Data items
## START

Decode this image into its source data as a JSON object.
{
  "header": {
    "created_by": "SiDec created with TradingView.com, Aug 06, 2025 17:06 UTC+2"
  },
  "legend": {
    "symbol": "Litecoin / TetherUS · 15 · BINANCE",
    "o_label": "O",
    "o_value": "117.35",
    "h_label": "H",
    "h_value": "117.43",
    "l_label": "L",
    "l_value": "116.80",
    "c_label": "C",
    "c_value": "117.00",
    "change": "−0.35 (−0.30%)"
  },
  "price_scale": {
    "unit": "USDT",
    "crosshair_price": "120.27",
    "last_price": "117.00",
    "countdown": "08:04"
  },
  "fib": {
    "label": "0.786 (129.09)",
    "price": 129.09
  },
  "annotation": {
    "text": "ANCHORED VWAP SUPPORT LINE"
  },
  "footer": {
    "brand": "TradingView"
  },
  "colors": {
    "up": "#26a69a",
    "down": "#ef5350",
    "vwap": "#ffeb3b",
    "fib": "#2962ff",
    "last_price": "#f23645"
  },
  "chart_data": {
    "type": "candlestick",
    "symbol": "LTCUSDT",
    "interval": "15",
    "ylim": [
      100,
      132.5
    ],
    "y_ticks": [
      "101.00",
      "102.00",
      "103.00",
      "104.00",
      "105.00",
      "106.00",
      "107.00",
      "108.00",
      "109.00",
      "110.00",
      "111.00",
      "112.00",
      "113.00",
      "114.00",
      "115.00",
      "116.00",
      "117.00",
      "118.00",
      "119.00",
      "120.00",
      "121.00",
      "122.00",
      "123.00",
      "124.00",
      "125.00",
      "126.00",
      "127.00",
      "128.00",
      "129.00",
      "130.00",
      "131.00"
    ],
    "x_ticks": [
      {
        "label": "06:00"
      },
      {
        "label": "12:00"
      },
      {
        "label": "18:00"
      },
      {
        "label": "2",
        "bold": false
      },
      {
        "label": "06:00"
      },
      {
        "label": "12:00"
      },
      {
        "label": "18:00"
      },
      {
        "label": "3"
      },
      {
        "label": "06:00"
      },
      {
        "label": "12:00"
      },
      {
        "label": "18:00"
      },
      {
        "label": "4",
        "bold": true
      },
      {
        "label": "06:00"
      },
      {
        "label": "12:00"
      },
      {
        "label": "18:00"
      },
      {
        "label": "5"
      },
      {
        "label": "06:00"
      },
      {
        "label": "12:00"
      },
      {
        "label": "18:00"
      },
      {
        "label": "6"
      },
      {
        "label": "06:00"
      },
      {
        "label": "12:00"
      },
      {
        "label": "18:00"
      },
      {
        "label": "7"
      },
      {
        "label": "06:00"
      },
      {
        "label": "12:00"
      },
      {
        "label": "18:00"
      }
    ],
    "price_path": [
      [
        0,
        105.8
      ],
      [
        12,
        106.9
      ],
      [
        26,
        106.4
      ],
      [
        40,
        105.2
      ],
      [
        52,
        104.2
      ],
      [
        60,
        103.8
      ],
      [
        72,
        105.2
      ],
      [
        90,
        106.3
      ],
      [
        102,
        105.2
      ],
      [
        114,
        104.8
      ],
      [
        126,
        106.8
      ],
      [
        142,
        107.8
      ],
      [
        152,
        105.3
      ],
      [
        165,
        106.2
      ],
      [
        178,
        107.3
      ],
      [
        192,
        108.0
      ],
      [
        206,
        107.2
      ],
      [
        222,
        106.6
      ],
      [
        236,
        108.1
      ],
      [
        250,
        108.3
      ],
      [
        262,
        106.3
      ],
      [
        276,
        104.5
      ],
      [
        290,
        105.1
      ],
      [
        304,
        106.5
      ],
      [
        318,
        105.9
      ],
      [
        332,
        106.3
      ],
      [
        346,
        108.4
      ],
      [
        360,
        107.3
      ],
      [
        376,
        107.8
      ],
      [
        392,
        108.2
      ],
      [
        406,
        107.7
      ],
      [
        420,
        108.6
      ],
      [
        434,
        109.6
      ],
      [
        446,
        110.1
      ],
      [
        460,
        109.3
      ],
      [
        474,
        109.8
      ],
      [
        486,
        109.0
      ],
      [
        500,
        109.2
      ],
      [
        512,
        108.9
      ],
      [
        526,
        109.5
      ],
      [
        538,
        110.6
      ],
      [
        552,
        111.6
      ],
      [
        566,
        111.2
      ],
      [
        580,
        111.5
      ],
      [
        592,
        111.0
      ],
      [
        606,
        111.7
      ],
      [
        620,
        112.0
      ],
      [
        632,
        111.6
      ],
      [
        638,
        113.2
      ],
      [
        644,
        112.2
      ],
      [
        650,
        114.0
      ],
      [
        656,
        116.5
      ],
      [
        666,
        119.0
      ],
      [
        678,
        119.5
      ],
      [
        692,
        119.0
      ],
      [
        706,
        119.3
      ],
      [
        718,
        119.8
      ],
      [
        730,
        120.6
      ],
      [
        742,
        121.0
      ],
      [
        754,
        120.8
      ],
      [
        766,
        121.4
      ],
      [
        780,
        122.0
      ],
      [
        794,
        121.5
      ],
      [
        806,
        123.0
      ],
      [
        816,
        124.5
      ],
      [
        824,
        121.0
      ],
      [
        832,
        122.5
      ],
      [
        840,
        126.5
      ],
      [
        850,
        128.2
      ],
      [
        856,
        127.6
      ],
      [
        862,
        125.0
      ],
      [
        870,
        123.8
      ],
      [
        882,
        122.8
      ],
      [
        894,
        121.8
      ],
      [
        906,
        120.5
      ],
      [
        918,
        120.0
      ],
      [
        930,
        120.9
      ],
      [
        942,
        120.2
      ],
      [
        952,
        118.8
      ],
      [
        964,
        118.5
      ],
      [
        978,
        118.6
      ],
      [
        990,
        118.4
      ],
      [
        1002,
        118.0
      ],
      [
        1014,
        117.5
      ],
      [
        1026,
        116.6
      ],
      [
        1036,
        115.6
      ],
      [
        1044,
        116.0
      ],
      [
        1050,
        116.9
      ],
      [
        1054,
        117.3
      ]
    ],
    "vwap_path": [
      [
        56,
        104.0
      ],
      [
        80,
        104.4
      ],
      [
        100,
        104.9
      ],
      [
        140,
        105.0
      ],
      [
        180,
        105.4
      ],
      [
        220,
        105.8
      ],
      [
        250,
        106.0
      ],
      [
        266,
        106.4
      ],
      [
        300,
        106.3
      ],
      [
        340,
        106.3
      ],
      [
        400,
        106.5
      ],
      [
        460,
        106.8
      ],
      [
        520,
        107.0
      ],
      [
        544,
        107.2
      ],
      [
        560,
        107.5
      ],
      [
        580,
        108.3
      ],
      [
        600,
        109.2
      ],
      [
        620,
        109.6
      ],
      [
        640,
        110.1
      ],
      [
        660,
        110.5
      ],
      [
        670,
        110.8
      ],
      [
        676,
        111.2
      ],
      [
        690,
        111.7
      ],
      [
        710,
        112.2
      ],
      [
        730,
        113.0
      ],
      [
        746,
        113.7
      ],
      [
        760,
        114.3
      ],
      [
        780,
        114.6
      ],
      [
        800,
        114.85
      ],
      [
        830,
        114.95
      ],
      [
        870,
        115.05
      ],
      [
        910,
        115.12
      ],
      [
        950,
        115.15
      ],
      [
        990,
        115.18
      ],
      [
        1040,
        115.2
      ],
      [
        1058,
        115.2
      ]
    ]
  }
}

## END

PROBLEM STATEMENT =
Tally the lines of the preceding listing in which the word "symbol" appears; state nothing but the total.

COMPLETE OUTPUT =
2